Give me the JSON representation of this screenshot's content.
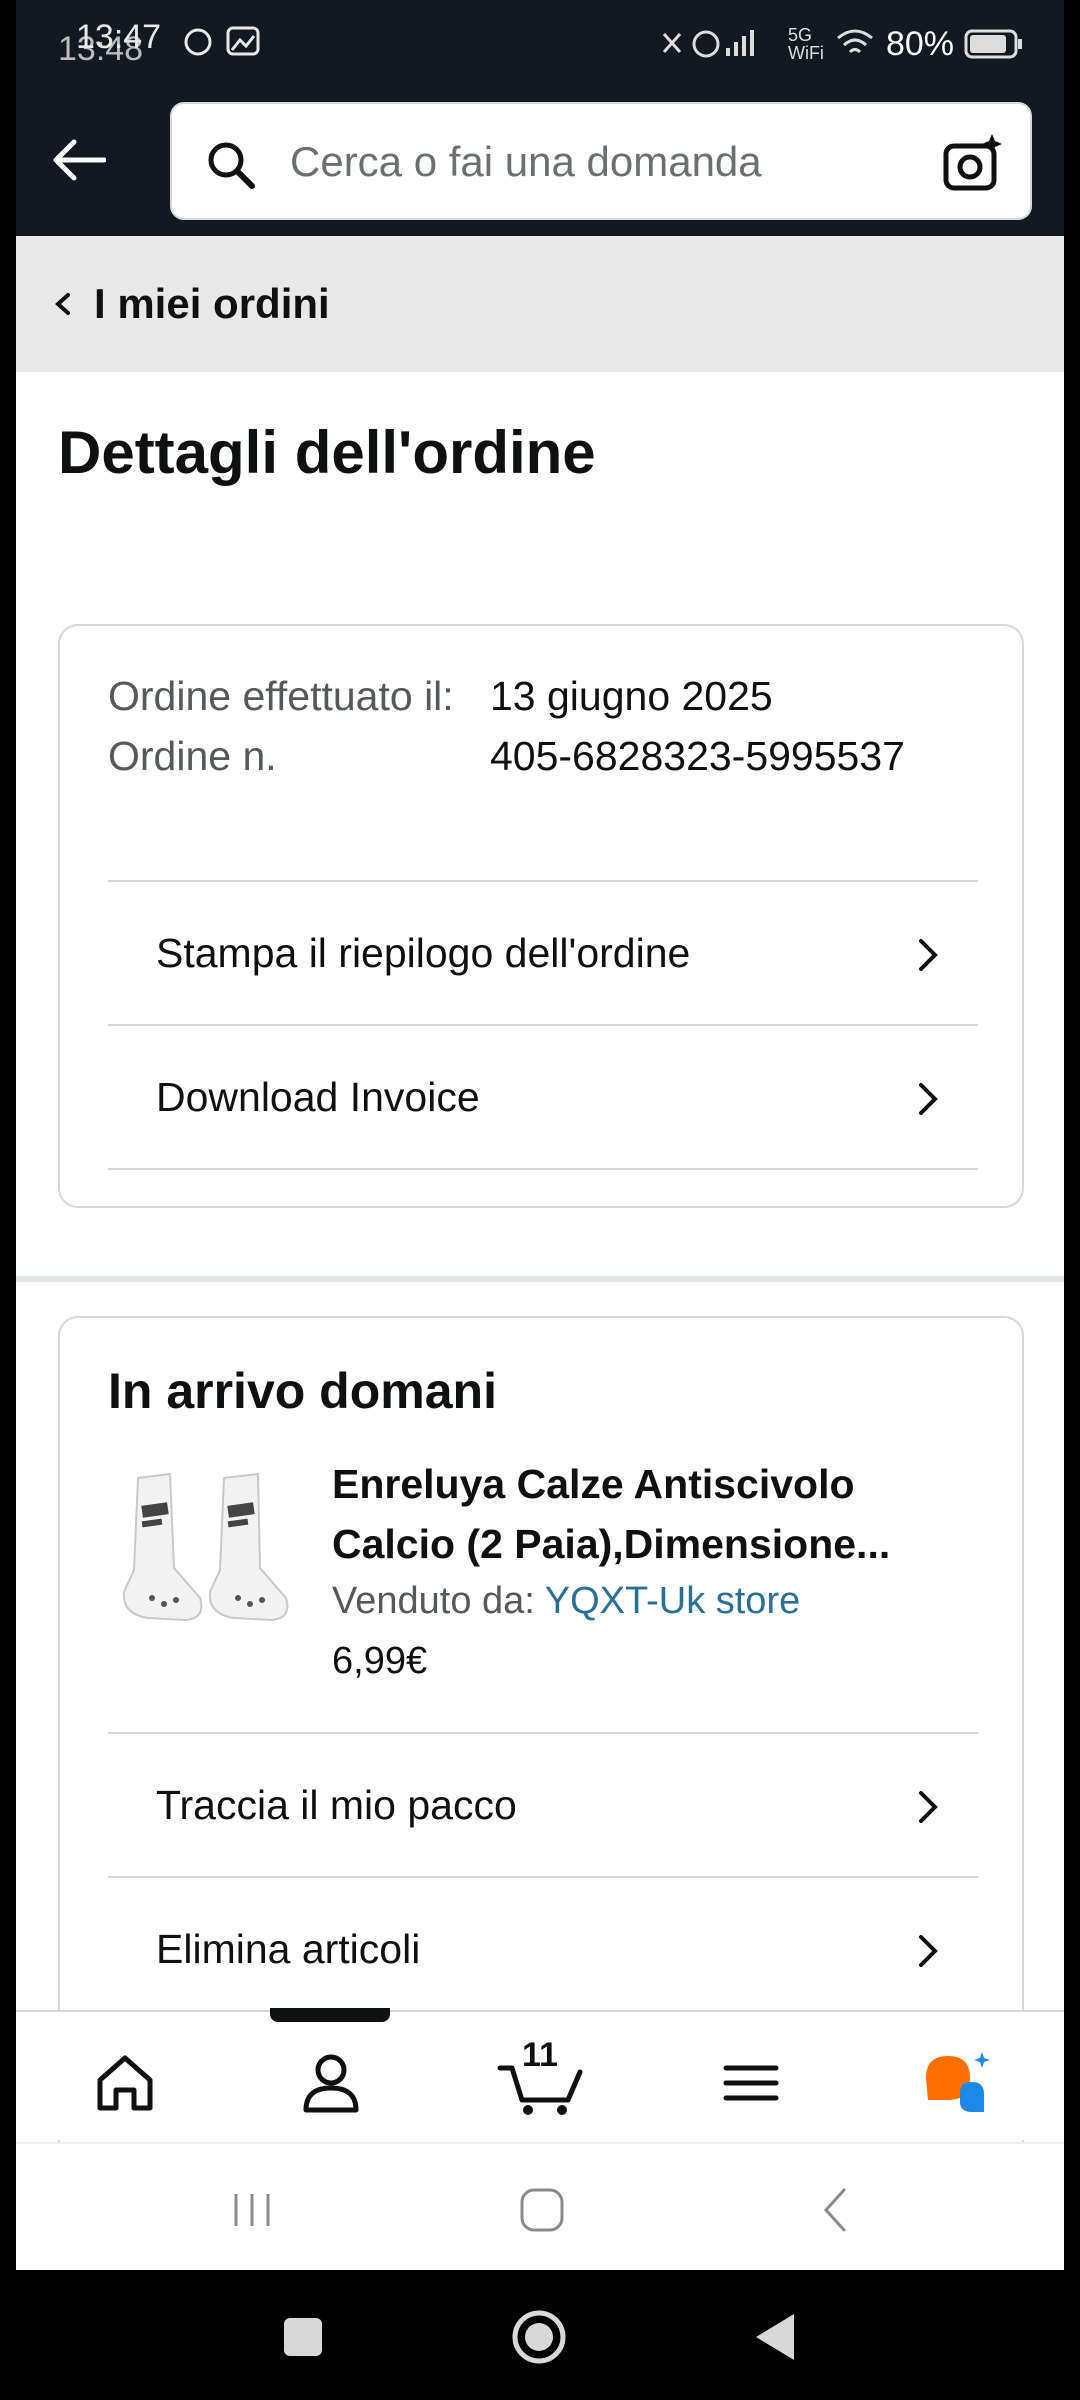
{
  "status_bar": {
    "time_primary": "13:47",
    "time_secondary": "13:48",
    "network": "5G",
    "wifi_label": "WiFi",
    "battery": "80%"
  },
  "search": {
    "placeholder": "Cerca o fai una domanda"
  },
  "breadcrumb": {
    "label": "I miei ordini"
  },
  "page": {
    "title": "Dettagli dell'ordine"
  },
  "order": {
    "placed_label": "Ordine effettuato il:",
    "number_label": "Ordine n.",
    "placed_value": "13 giugno 2025",
    "number_value": "405-6828323-5995537",
    "links": {
      "print": "Stampa il riepilogo dell'ordine",
      "invoice": "Download Invoice"
    }
  },
  "shipment": {
    "title": "In arrivo domani",
    "product_name": "Enreluya Calze Antiscivolo Calcio (2 Paia),Dimensione...",
    "seller_label": "Venduto da:",
    "seller_name": "YQXT-Uk store",
    "price": "6,99€",
    "links": {
      "track": "Traccia il mio pacco",
      "remove": "Elimina articoli"
    }
  },
  "bottom_nav": {
    "cart_count": "11",
    "items": [
      "home",
      "profile",
      "cart",
      "menu",
      "rufus"
    ],
    "active": "profile"
  },
  "colors": {
    "header_bg": "#131921",
    "link": "#2a6f97",
    "rufus_orange": "#ff6f00",
    "rufus_blue": "#1e88e5"
  }
}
|---|
Stated goal:
Are you able to set down all the lines above exactly, without any pictures?

Exercise response:
Give me the JSON representation of this screenshot's content.
{
  "status_bar": {
    "time_primary": "13:47",
    "time_secondary": "13:48",
    "network": "5G",
    "wifi_label": "WiFi",
    "battery": "80%"
  },
  "search": {
    "placeholder": "Cerca o fai una domanda"
  },
  "breadcrumb": {
    "label": "I miei ordini"
  },
  "page": {
    "title": "Dettagli dell'ordine"
  },
  "order": {
    "placed_label": "Ordine effettuato il:",
    "number_label": "Ordine n.",
    "placed_value": "13 giugno 2025",
    "number_value": "405-6828323-5995537",
    "links": {
      "print": "Stampa il riepilogo dell'ordine",
      "invoice": "Download Invoice"
    }
  },
  "shipment": {
    "title": "In arrivo domani",
    "product_name": "Enreluya Calze Antiscivolo Calcio (2 Paia),Dimensione...",
    "seller_label": "Venduto da:",
    "seller_name": "YQXT-Uk store",
    "price": "6,99€",
    "links": {
      "track": "Traccia il mio pacco",
      "remove": "Elimina articoli"
    }
  },
  "bottom_nav": {
    "cart_count": "11",
    "items": [
      "home",
      "profile",
      "cart",
      "menu",
      "rufus"
    ],
    "active": "profile"
  },
  "colors": {
    "header_bg": "#131921",
    "link": "#2a6f97",
    "rufus_orange": "#ff6f00",
    "rufus_blue": "#1e88e5"
  }
}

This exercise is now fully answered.